Only the number is wanted: how many lines hold the word "JSON"?

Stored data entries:
╭──

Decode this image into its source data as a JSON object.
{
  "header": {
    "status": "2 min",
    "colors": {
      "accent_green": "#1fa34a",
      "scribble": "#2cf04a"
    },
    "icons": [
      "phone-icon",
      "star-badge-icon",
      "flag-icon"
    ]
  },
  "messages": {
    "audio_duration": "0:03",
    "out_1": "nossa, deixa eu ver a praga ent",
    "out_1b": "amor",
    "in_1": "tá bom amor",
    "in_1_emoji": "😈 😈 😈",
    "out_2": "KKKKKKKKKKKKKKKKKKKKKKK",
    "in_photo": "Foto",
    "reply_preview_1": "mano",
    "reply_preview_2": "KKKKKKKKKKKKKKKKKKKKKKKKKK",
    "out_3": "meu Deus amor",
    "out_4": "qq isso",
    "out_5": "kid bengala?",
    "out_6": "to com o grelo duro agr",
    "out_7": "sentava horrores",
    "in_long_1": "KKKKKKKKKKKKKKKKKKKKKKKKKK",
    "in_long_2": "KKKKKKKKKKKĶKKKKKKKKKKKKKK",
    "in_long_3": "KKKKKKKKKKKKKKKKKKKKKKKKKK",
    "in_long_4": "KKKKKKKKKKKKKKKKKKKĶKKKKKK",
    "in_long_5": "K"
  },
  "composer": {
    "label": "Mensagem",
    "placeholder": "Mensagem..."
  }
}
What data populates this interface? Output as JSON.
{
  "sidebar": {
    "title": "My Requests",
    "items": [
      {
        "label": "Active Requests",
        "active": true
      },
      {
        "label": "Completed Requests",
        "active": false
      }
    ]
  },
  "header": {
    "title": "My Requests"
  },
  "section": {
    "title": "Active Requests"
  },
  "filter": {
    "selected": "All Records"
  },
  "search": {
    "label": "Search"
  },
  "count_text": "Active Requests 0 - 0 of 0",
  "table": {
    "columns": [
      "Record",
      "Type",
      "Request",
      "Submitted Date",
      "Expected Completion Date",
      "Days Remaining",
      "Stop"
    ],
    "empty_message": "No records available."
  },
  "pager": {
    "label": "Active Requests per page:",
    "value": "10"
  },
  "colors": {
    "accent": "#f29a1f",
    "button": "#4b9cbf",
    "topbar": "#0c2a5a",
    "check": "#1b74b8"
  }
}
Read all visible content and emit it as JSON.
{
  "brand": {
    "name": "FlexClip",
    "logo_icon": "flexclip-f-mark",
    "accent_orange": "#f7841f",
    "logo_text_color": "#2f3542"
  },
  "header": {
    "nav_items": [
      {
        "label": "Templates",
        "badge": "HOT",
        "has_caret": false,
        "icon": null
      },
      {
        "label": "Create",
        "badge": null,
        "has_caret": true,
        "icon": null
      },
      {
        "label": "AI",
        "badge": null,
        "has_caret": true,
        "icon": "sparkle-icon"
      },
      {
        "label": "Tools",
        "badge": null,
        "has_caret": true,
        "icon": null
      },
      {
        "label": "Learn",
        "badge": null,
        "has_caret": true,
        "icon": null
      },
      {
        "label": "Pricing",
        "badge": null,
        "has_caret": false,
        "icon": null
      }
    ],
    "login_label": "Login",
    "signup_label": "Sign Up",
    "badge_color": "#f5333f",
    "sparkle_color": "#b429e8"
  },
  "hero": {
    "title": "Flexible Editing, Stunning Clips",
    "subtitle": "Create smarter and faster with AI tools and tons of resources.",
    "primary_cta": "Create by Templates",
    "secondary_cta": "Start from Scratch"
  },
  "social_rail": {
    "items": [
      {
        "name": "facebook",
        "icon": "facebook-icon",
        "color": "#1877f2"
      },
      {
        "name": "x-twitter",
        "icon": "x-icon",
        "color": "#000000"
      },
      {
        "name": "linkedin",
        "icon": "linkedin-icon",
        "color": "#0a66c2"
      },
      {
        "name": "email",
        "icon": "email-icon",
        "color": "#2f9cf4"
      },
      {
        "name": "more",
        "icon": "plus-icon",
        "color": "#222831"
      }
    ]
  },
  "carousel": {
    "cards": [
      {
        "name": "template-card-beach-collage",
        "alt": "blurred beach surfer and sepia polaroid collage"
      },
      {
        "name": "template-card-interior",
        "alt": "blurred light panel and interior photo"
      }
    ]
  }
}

╰──

WRITTEN SOLUTION:
3